Element and coordinate records:
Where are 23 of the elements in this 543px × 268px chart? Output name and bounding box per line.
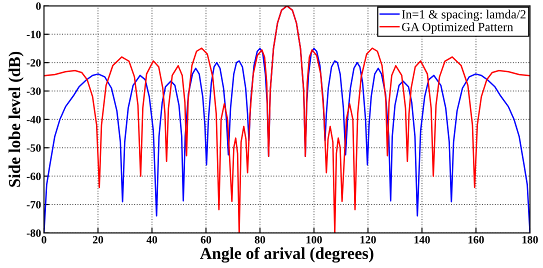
x-tick-label: 140 <box>414 236 430 244</box>
y-tick-label: 0 <box>36 2 41 10</box>
x-tick-label: 20 <box>92 236 104 244</box>
x-tick-label: 40 <box>146 236 158 244</box>
x-tick-label: 100 <box>306 236 322 244</box>
y-tick-label: -30 <box>26 87 41 95</box>
y-tick-label: -20 <box>26 59 41 67</box>
y-tick-label: -70 <box>26 200 41 208</box>
y-tick-label: -80 <box>26 229 41 237</box>
x-tick-label: 0 <box>42 236 46 244</box>
y-axis-title: Side lobe level (dB) <box>8 52 24 187</box>
x-tick-label: 160 <box>468 236 484 244</box>
legend-label: GA Optimized Pattern <box>402 22 514 34</box>
legend-label: In=1 & spacing: lamda/2 <box>402 10 526 22</box>
y-tick-label: -40 <box>26 116 41 124</box>
x-tick-label: 120 <box>360 236 376 244</box>
x-tick-label: 180 <box>522 236 538 244</box>
x-tick-label: 60 <box>200 236 212 244</box>
x-axis-title: Angle of arival (degrees) <box>200 247 374 263</box>
y-tick-label: -10 <box>26 30 41 38</box>
x-tick-label: 80 <box>254 236 266 244</box>
y-tick-label: -50 <box>26 144 41 152</box>
y-tick-label: -60 <box>26 172 41 180</box>
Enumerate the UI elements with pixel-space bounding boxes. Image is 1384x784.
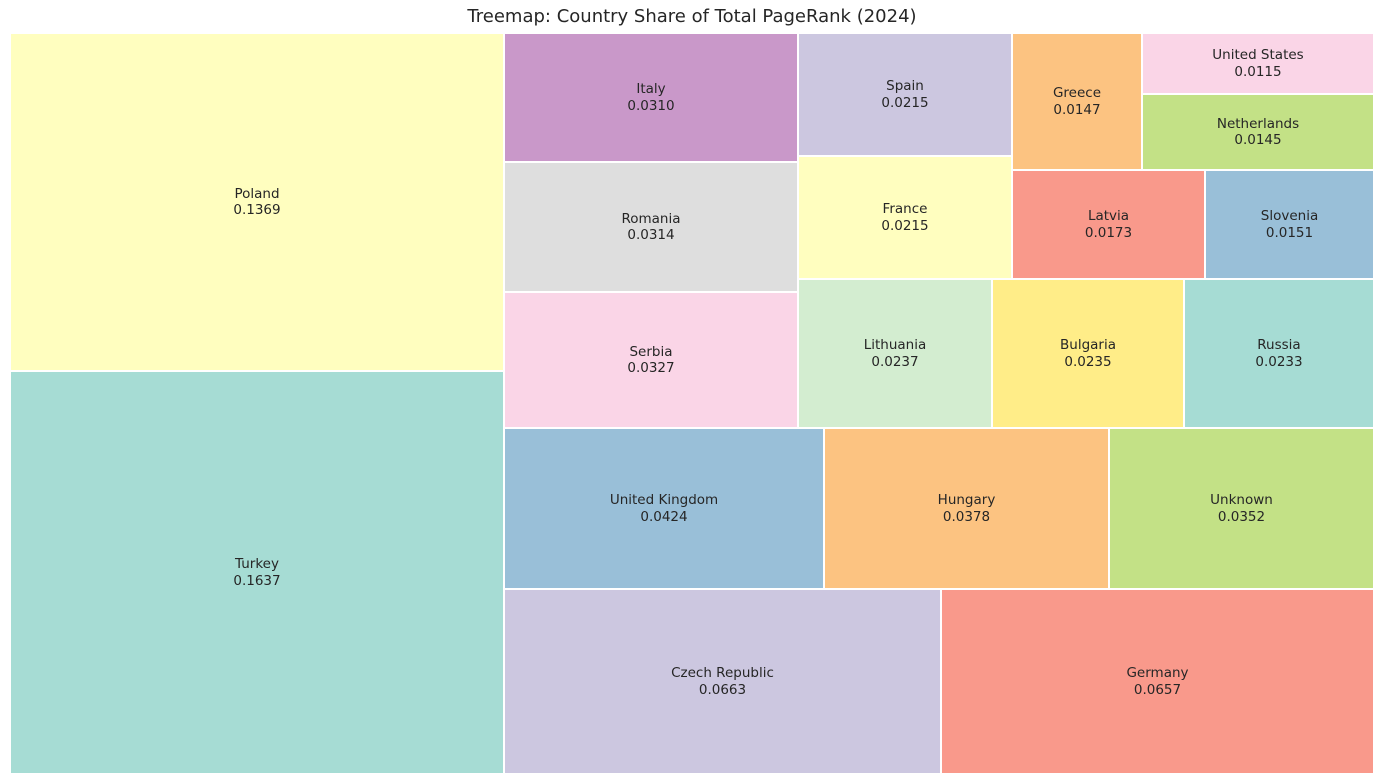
cell-value: 0.0151 — [1265, 224, 1314, 241]
cell-value: 0.0314 — [627, 227, 675, 243]
treemap-cell-lithuania: Lithuania 0.0237 — [798, 279, 992, 428]
cell-label: Netherlands — [1216, 115, 1300, 132]
cell-label: Slovenia — [1260, 208, 1319, 224]
treemap-cell-slovenia: Slovenia 0.0151 — [1205, 170, 1374, 279]
cell-label: Lithuania — [863, 337, 927, 353]
cell-label: Spain — [886, 78, 924, 94]
treemap-cell-serbia: Serbia 0.0327 — [504, 292, 798, 428]
cell-value: 0.0215 — [881, 217, 929, 234]
treemap-cell-bulgaria: Bulgaria 0.0235 — [992, 279, 1184, 428]
treemap-plot: Turkey 0.1637 Poland 0.1369 Czech Republic 0.… — [10, 33, 1374, 774]
treemap-cell-latvia: Latvia 0.0173 — [1012, 170, 1205, 279]
cell-label: Latvia — [1087, 208, 1130, 224]
cell-value: 0.1637 — [233, 572, 281, 589]
cell-label: Bulgaria — [1060, 337, 1116, 353]
cell-label: Hungary — [937, 492, 996, 508]
cell-value: 0.0657 — [1133, 681, 1182, 698]
cell-value: 0.0215 — [881, 94, 929, 111]
treemap-cell-italy: Italy 0.0310 — [504, 33, 798, 162]
cell-value: 0.0233 — [1255, 353, 1303, 370]
treemap-cell-czech-republic: Czech Republic 0.0663 — [504, 589, 941, 774]
cell-label: Romania — [621, 210, 681, 227]
treemap-cell-spain: Spain 0.0215 — [798, 33, 1012, 156]
treemap-cell-netherlands: Netherlands 0.0145 — [1142, 94, 1374, 170]
treemap-cell-hungary: Hungary 0.0378 — [824, 428, 1109, 589]
treemap-cell-united-states: United States 0.0115 — [1142, 33, 1374, 94]
cell-value: 0.0424 — [640, 508, 688, 525]
cell-label: Germany — [1126, 665, 1189, 681]
cell-value: 0.0327 — [627, 360, 675, 376]
cell-label: Unknown — [1210, 492, 1273, 508]
cell-label: Greece — [1052, 85, 1102, 101]
cell-label: Turkey — [235, 556, 279, 572]
cell-value: 0.0378 — [942, 508, 991, 525]
cell-value: 0.0145 — [1234, 132, 1282, 148]
cell-value: 0.0352 — [1217, 508, 1266, 525]
treemap-cell-unknown: Unknown 0.0352 — [1109, 428, 1374, 589]
treemap-cell-greece: Greece 0.0147 — [1012, 33, 1142, 170]
treemap-cell-poland: Poland 0.1369 — [10, 33, 504, 371]
cell-value: 0.0173 — [1084, 224, 1133, 241]
cell-value: 0.1369 — [233, 202, 281, 218]
cell-value: 0.0115 — [1234, 63, 1282, 80]
cell-value: 0.0237 — [871, 353, 919, 370]
cell-label: Serbia — [629, 343, 673, 360]
chart-title: Treemap: Country Share of Total PageRank… — [467, 6, 917, 27]
treemap-cell-france: France 0.0215 — [798, 156, 1012, 279]
treemap-cell-united-kingdom: United Kingdom 0.0424 — [504, 428, 824, 589]
cell-value: 0.0310 — [627, 97, 675, 114]
cell-value: 0.0235 — [1064, 353, 1112, 370]
cell-value: 0.0663 — [698, 681, 747, 698]
cell-label: United Kingdom — [609, 492, 719, 508]
cell-label: Russia — [1257, 337, 1301, 353]
cell-label: Italy — [636, 81, 666, 97]
cell-value: 0.0147 — [1053, 101, 1101, 118]
treemap-cell-romania: Romania 0.0314 — [504, 162, 798, 292]
cell-label: United States — [1212, 47, 1304, 63]
cell-label: France — [882, 201, 928, 217]
treemap-cell-russia: Russia 0.0233 — [1184, 279, 1374, 428]
treemap-cell-turkey: Turkey 0.1637 — [10, 371, 504, 774]
treemap-cell-germany: Germany 0.0657 — [941, 589, 1374, 774]
cell-label: Czech Republic — [671, 665, 774, 681]
cell-label: Poland — [234, 185, 280, 202]
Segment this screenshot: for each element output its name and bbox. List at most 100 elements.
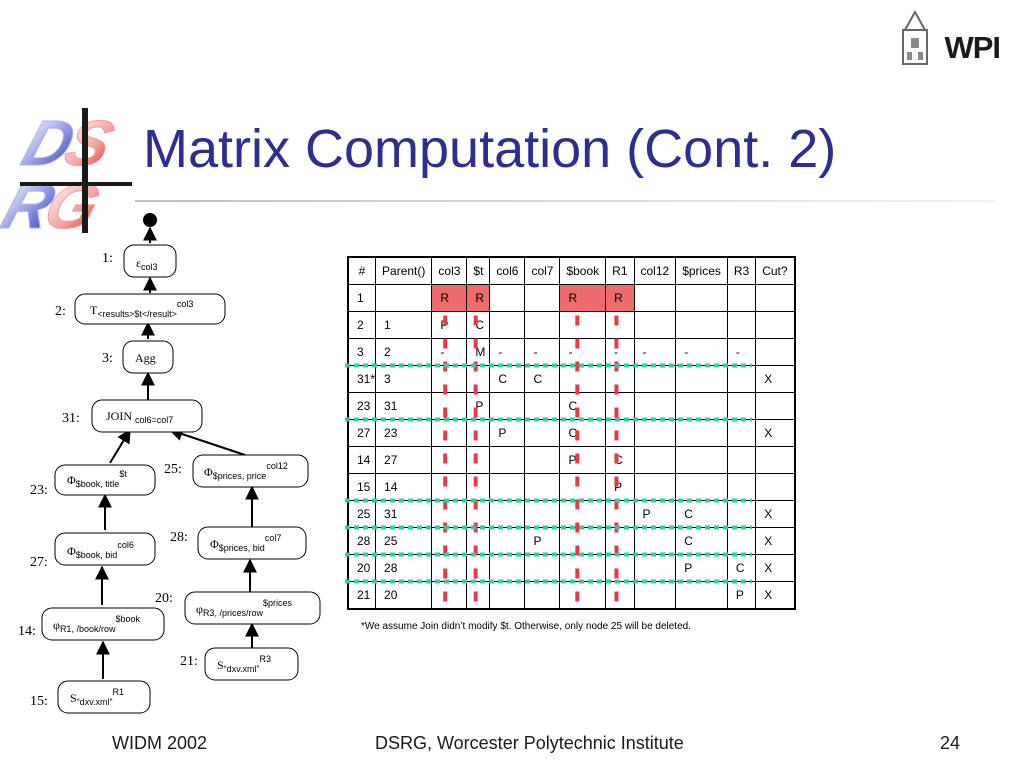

GOAL: Could you reproduce all of the records above with "cell-label" renamed to "country-label" everywhere it occurs and every other character kept the same? Leave out the picture lines.

FINAL RESULT:
Where are 23 of the elements in this 543px × 268px chart? Output name and bounding box per line.
x-tick-label: 140 <box>414 236 430 244</box>
y-tick-label: 0 <box>36 2 41 10</box>
x-tick-label: 20 <box>92 236 104 244</box>
x-tick-label: 40 <box>146 236 158 244</box>
x-tick-label: 100 <box>306 236 322 244</box>
y-tick-label: -30 <box>26 87 41 95</box>
y-tick-label: -20 <box>26 59 41 67</box>
y-tick-label: -70 <box>26 200 41 208</box>
y-tick-label: -80 <box>26 229 41 237</box>
x-tick-label: 0 <box>42 236 46 244</box>
y-axis-title: Side lobe level (dB) <box>8 52 24 187</box>
x-tick-label: 160 <box>468 236 484 244</box>
legend-label: GA Optimized Pattern <box>402 22 514 34</box>
legend-label: In=1 & spacing: lamda/2 <box>402 10 526 22</box>
y-tick-label: -40 <box>26 116 41 124</box>
x-tick-label: 120 <box>360 236 376 244</box>
x-tick-label: 180 <box>522 236 538 244</box>
x-tick-label: 60 <box>200 236 212 244</box>
x-axis-title: Angle of arival (degrees) <box>200 247 374 263</box>
y-tick-label: -10 <box>26 30 41 38</box>
x-tick-label: 80 <box>254 236 266 244</box>
y-tick-label: -50 <box>26 144 41 152</box>
y-tick-label: -60 <box>26 172 41 180</box>
Enumerate the UI elements with pixel-space bounding boxes. Image is 1384x784.
cell-value: 0.0151 — [1265, 224, 1314, 241]
cell-value: 0.0314 — [627, 227, 675, 243]
treemap-cell-lithuania: Lithuania 0.0237 — [798, 279, 992, 428]
country-label: Netherlands — [1216, 115, 1300, 132]
country-label: Slovenia — [1260, 208, 1319, 224]
treemap-cell-slovenia: Slovenia 0.0151 — [1205, 170, 1374, 279]
country-label: Lithuania — [863, 337, 927, 353]
country-label: Spain — [886, 78, 924, 94]
treemap-cell-serbia: Serbia 0.0327 — [504, 292, 798, 428]
cell-value: 0.0215 — [881, 217, 929, 234]
treemap-cell-bulgaria: Bulgaria 0.0235 — [992, 279, 1184, 428]
treemap-plot: Turkey 0.1637 Poland 0.1369 Czech Republic 0.… — [10, 33, 1374, 774]
treemap-cell-latvia: Latvia 0.0173 — [1012, 170, 1205, 279]
country-label: Latvia — [1087, 208, 1130, 224]
cell-value: 0.1637 — [233, 572, 281, 589]
country-label: Bulgaria — [1060, 337, 1116, 353]
country-label: Hungary — [937, 492, 996, 508]
cell-value: 0.0657 — [1133, 681, 1182, 698]
cell-value: 0.0215 — [881, 94, 929, 111]
treemap-cell-italy: Italy 0.0310 — [504, 33, 798, 162]
cell-value: 0.0233 — [1255, 353, 1303, 370]
treemap-cell-czech-republic: Czech Republic 0.0663 — [504, 589, 941, 774]
country-label: Romania — [621, 210, 681, 227]
treemap-cell-spain: Spain 0.0215 — [798, 33, 1012, 156]
treemap-cell-netherlands: Netherlands 0.0145 — [1142, 94, 1374, 170]
treemap-cell-hungary: Hungary 0.0378 — [824, 428, 1109, 589]
treemap-cell-united-states: United States 0.0115 — [1142, 33, 1374, 94]
cell-value: 0.0424 — [640, 508, 688, 525]
country-label: Germany — [1126, 665, 1189, 681]
cell-value: 0.0327 — [627, 360, 675, 376]
country-label: Unknown — [1210, 492, 1273, 508]
country-label: Greece — [1052, 85, 1102, 101]
country-label: Turkey — [235, 556, 279, 572]
cell-value: 0.0378 — [942, 508, 991, 525]
cell-value: 0.0145 — [1234, 132, 1282, 148]
cell-value: 0.0352 — [1217, 508, 1266, 525]
treemap-cell-unknown: Unknown 0.0352 — [1109, 428, 1374, 589]
treemap-cell-greece: Greece 0.0147 — [1012, 33, 1142, 170]
treemap-cell-poland: Poland 0.1369 — [10, 33, 504, 371]
cell-value: 0.0173 — [1084, 224, 1133, 241]
cell-value: 0.1369 — [233, 202, 281, 218]
cell-value: 0.0115 — [1234, 63, 1282, 80]
cell-value: 0.0237 — [871, 353, 919, 370]
country-label: Serbia — [629, 343, 673, 360]
chart-title: Treemap: Country Share of Total PageRank… — [467, 6, 917, 27]
treemap-cell-france: France 0.0215 — [798, 156, 1012, 279]
treemap-cell-united-kingdom: United Kingdom 0.0424 — [504, 428, 824, 589]
cell-value: 0.0310 — [627, 97, 675, 114]
cell-value: 0.0235 — [1064, 353, 1112, 370]
cell-value: 0.0663 — [698, 681, 747, 698]
country-label: United Kingdom — [609, 492, 719, 508]
country-label: Russia — [1257, 337, 1301, 353]
country-label: Italy — [636, 81, 666, 97]
cell-value: 0.0147 — [1053, 101, 1101, 118]
treemap-cell-romania: Romania 0.0314 — [504, 162, 798, 292]
country-label: United States — [1212, 47, 1304, 63]
country-label: France — [882, 201, 928, 217]
treemap-cell-russia: Russia 0.0233 — [1184, 279, 1374, 428]
treemap-cell-turkey: Turkey 0.1637 — [10, 371, 504, 774]
treemap-cell-germany: Germany 0.0657 — [941, 589, 1374, 774]
country-label: Czech Republic — [671, 665, 774, 681]
country-label: Poland — [234, 185, 280, 202]
Segment this screenshot: for each element output its name and bbox. List at most 100 elements.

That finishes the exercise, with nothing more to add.